Stored data
------------------------------------
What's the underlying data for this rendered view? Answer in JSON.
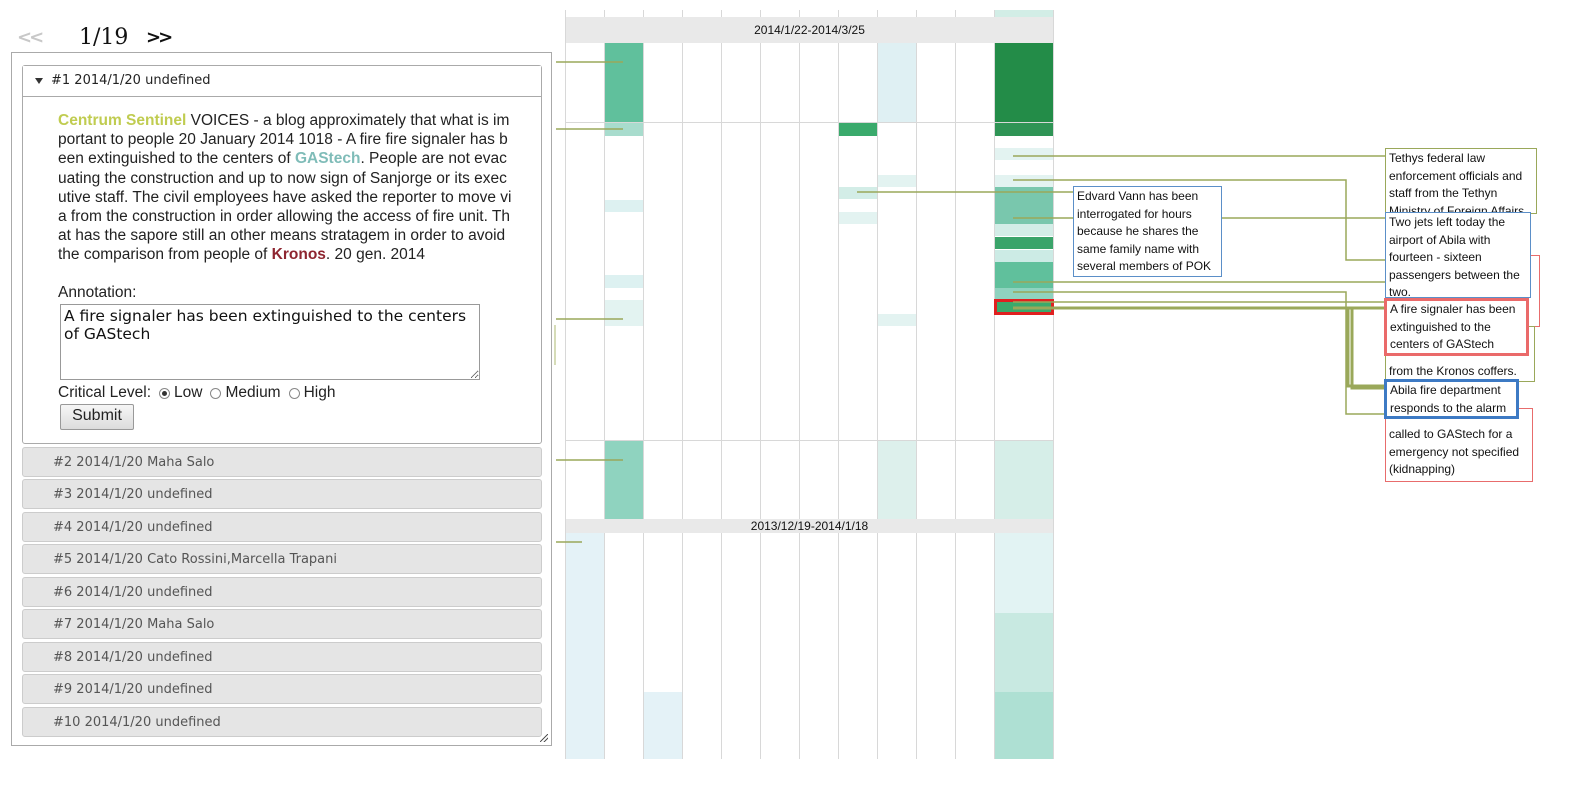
{
  "pager": {
    "prev_label": "<<",
    "text": "1/19",
    "next_label": ">>"
  },
  "current_article": {
    "header": "#1 2014/1/20 undefined",
    "source": "Centrum Sentinel",
    "text_1": " VOICES - a blog approximately that what is important to people 20 January 2014 1018 - A fire fire signaler has been extinguished to the centers of ",
    "entity_2": "GAStech",
    "text_2": ". People are not evacuating the construction and up to now sign of Sanjorge or its executive staff. The civil employees have asked the reporter to move via from the construction in order allowing the access of fire unit. That has the sapore still an other means stratagem in order to avoid the comparison from people of ",
    "entity_3": "Kronos",
    "text_3": ". 20 gen. 2014",
    "annotation_label": "Annotation:",
    "annotation_value": "A fire signaler has been extinguished to the centers of GAStech",
    "critical_label": "Critical Level:",
    "levels": [
      "Low",
      "Medium",
      "High"
    ],
    "selected_level": "Low",
    "submit_label": "Submit"
  },
  "articles": [
    "#2 2014/1/20 Maha Salo",
    "#3 2014/1/20 undefined",
    "#4 2014/1/20 undefined",
    "#5 2014/1/20 Cato Rossini,Marcella Trapani",
    "#6 2014/1/20 undefined",
    "#7 2014/1/20 Maha Salo",
    "#8 2014/1/20 undefined",
    "#9 2014/1/20 undefined",
    "#10 2014/1/20 undefined"
  ],
  "date_ranges": [
    "2014/1/22-2014/3/25",
    "2013/12/19-2014/1/18"
  ],
  "callouts": [
    "Tethys federal law enforcement officials and staff from the Tethyn Ministry of Foreign Affairs",
    "Two jets left today the airport of Abila with fourteen - sixteen passengers between the two.",
    "Edvard Vann has been interrogated for hours because he shares the same family name with several members of POK",
    "A fire signaler has been extinguished to the centers of GAStech",
    "from the Kronos coffers.",
    "Abila fire department responds to the alarm",
    "called to GAStech for a emergency not specified (kidnapping)"
  ],
  "colors": {
    "dark_green": "#238c48",
    "medium_green": "#3aaa6c",
    "teal": "#60c09c",
    "light_teal": "#8fd3bf",
    "pale": "#ccebe5",
    "very_pale": "#e0f2f2",
    "connector": "#9aa85a",
    "highlight_red": "#e02020"
  }
}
------------------------------------
▶ _AIM_
Scan the records for the string "undefined". Copy each line in which it appears.

▶ _RESULT OF THIS EXERCISE_
    "header": "#1 2014/1/20 undefined",
    "#3 2014/1/20 undefined",
    "#4 2014/1/20 undefined",
    "#6 2014/1/20 undefined",
    "#8 2014/1/20 undefined",
    "#9 2014/1/20 undefined",
    "#10 2014/1/20 undefined"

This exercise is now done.